## Request
Transcribe each line of the material as it is, and drop any picture.

## Record list

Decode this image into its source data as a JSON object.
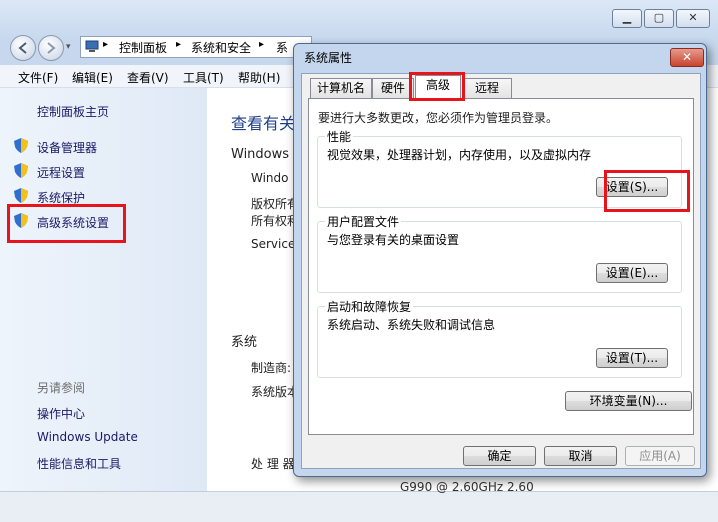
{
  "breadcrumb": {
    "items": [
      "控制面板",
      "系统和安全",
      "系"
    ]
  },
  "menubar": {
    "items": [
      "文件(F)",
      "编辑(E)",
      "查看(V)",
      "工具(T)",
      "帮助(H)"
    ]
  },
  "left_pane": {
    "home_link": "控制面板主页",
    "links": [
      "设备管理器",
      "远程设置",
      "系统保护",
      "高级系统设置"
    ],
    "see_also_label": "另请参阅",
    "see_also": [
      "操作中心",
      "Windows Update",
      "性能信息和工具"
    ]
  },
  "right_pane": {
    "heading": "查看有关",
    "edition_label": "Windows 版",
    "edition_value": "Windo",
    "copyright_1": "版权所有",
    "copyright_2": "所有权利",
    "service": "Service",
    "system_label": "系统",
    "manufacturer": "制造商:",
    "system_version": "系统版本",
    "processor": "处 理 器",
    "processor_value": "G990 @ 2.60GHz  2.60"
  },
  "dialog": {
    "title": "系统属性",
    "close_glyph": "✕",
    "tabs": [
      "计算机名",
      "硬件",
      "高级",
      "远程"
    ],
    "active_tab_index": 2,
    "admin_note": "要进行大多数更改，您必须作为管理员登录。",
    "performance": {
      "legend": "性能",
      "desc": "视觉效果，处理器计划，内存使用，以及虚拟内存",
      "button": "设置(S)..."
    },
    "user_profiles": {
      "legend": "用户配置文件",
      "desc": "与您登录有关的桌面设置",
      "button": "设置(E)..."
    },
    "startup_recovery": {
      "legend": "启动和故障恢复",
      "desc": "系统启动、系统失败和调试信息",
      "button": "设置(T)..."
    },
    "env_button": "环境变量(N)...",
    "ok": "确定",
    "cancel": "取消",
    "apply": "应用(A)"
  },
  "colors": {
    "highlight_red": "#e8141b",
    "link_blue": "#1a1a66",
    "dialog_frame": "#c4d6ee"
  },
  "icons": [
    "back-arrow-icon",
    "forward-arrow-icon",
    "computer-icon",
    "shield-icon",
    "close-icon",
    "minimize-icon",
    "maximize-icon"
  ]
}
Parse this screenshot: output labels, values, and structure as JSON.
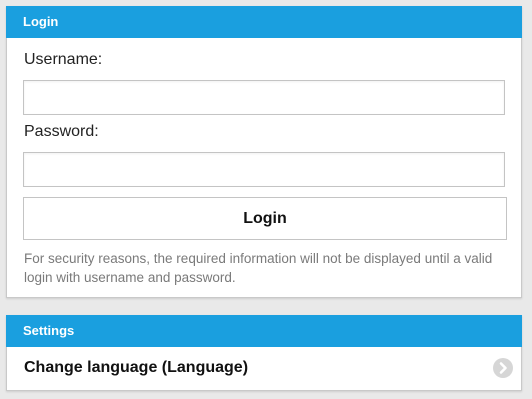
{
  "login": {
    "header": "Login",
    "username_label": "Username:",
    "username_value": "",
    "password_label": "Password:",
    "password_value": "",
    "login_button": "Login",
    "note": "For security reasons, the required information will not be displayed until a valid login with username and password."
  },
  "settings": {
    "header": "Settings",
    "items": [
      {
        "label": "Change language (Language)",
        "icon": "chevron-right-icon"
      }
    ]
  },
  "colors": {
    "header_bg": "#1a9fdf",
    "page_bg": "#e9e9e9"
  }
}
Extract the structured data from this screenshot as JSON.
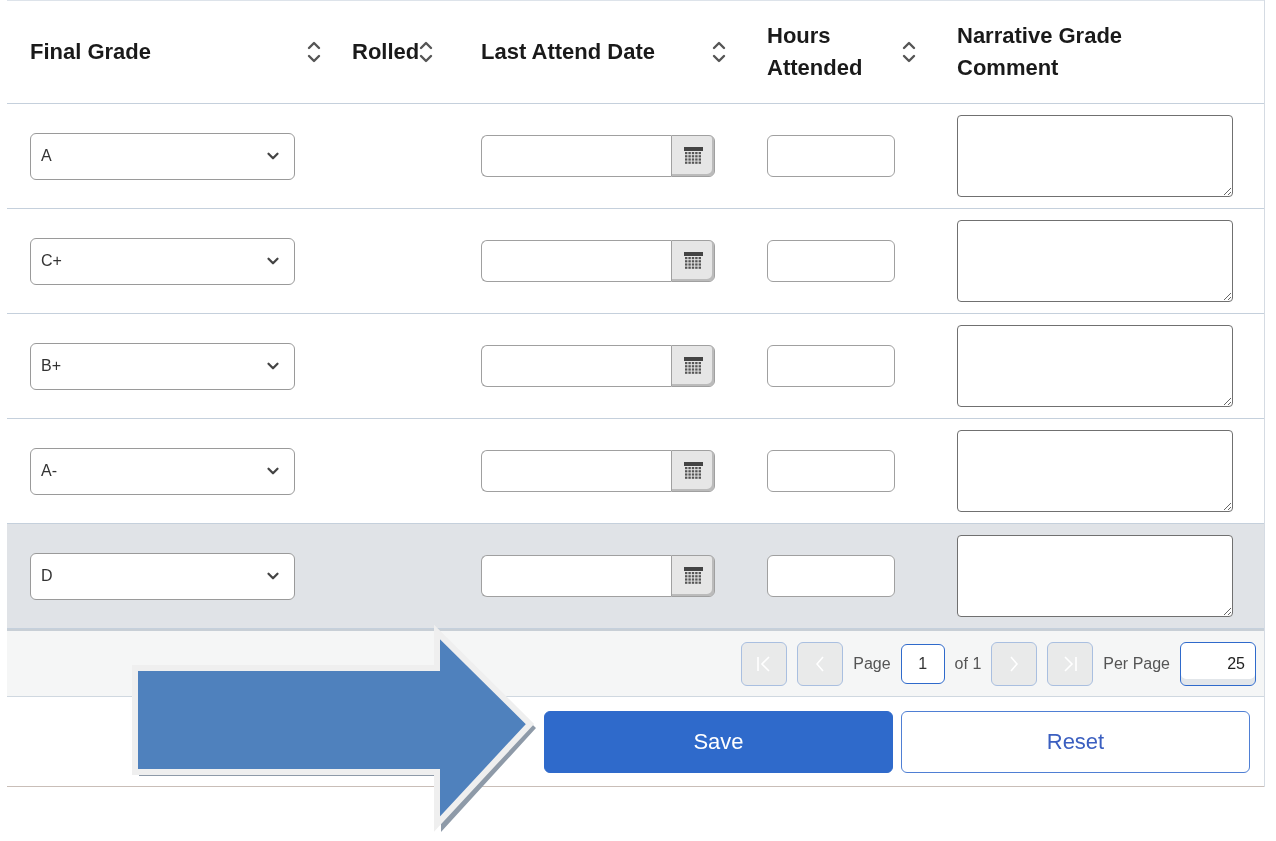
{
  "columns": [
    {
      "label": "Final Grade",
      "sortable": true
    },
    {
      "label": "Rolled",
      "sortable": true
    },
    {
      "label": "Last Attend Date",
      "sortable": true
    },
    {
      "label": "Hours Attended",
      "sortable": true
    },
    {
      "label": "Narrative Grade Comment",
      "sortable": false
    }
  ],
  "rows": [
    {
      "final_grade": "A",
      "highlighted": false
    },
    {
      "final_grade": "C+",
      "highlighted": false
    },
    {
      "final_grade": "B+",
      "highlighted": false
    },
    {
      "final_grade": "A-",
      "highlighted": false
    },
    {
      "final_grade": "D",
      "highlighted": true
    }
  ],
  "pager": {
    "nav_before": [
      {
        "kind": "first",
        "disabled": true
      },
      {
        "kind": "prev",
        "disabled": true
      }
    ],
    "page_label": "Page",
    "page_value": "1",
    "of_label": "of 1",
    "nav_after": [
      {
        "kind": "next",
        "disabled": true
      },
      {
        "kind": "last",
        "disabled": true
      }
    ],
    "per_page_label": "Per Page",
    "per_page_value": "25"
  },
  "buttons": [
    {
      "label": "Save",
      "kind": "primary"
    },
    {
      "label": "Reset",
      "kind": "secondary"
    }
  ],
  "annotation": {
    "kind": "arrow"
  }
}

## Exercise response
Decode this image into its source data as a JSON object.
{
  "breadcrumb": {
    "items": [
      "控制面板",
      "系统和安全",
      "系"
    ]
  },
  "menubar": {
    "items": [
      "文件(F)",
      "编辑(E)",
      "查看(V)",
      "工具(T)",
      "帮助(H)"
    ]
  },
  "left_pane": {
    "home_link": "控制面板主页",
    "links": [
      "设备管理器",
      "远程设置",
      "系统保护",
      "高级系统设置"
    ],
    "see_also_label": "另请参阅",
    "see_also": [
      "操作中心",
      "Windows Update",
      "性能信息和工具"
    ]
  },
  "right_pane": {
    "heading": "查看有关",
    "edition_label": "Windows 版",
    "edition_value": "Windo",
    "copyright_1": "版权所有",
    "copyright_2": "所有权利",
    "service": "Service",
    "system_label": "系统",
    "manufacturer": "制造商:",
    "system_version": "系统版本",
    "processor": "处 理 器",
    "processor_value": "G990 @ 2.60GHz  2.60"
  },
  "dialog": {
    "title": "系统属性",
    "close_glyph": "✕",
    "tabs": [
      "计算机名",
      "硬件",
      "高级",
      "远程"
    ],
    "active_tab_index": 2,
    "admin_note": "要进行大多数更改，您必须作为管理员登录。",
    "performance": {
      "legend": "性能",
      "desc": "视觉效果，处理器计划，内存使用，以及虚拟内存",
      "button": "设置(S)..."
    },
    "user_profiles": {
      "legend": "用户配置文件",
      "desc": "与您登录有关的桌面设置",
      "button": "设置(E)..."
    },
    "startup_recovery": {
      "legend": "启动和故障恢复",
      "desc": "系统启动、系统失败和调试信息",
      "button": "设置(T)..."
    },
    "env_button": "环境变量(N)...",
    "ok": "确定",
    "cancel": "取消",
    "apply": "应用(A)"
  },
  "colors": {
    "highlight_red": "#e8141b",
    "link_blue": "#1a1a66",
    "dialog_frame": "#c4d6ee"
  },
  "icons": [
    "back-arrow-icon",
    "forward-arrow-icon",
    "computer-icon",
    "shield-icon",
    "close-icon",
    "minimize-icon",
    "maximize-icon"
  ]
}
Parse this screenshot: output labels, values, and structure as JSON.
{
  "login": {
    "header": "Login",
    "username_label": "Username:",
    "username_value": "",
    "password_label": "Password:",
    "password_value": "",
    "login_button": "Login",
    "note": "For security reasons, the required information will not be displayed until a valid login with username and password."
  },
  "settings": {
    "header": "Settings",
    "items": [
      {
        "label": "Change language (Language)",
        "icon": "chevron-right-icon"
      }
    ]
  },
  "colors": {
    "header_bg": "#1a9fdf",
    "page_bg": "#e9e9e9"
  }
}
Extract the structured data from this screenshot as JSON.
{
  "columns": [
    {
      "label": "Final Grade",
      "sortable": true
    },
    {
      "label": "Rolled",
      "sortable": true
    },
    {
      "label": "Last Attend Date",
      "sortable": true
    },
    {
      "label": "Hours Attended",
      "sortable": true
    },
    {
      "label": "Narrative Grade Comment",
      "sortable": false
    }
  ],
  "rows": [
    {
      "final_grade": "A",
      "highlighted": false
    },
    {
      "final_grade": "C+",
      "highlighted": false
    },
    {
      "final_grade": "B+",
      "highlighted": false
    },
    {
      "final_grade": "A-",
      "highlighted": false
    },
    {
      "final_grade": "D",
      "highlighted": true
    }
  ],
  "pager": {
    "nav_before": [
      {
        "kind": "first",
        "disabled": true
      },
      {
        "kind": "prev",
        "disabled": true
      }
    ],
    "page_label": "Page",
    "page_value": "1",
    "of_label": "of 1",
    "nav_after": [
      {
        "kind": "next",
        "disabled": true
      },
      {
        "kind": "last",
        "disabled": true
      }
    ],
    "per_page_label": "Per Page",
    "per_page_value": "25"
  },
  "buttons": [
    {
      "label": "Save",
      "kind": "primary"
    },
    {
      "label": "Reset",
      "kind": "secondary"
    }
  ],
  "annotation": {
    "kind": "arrow"
  }
}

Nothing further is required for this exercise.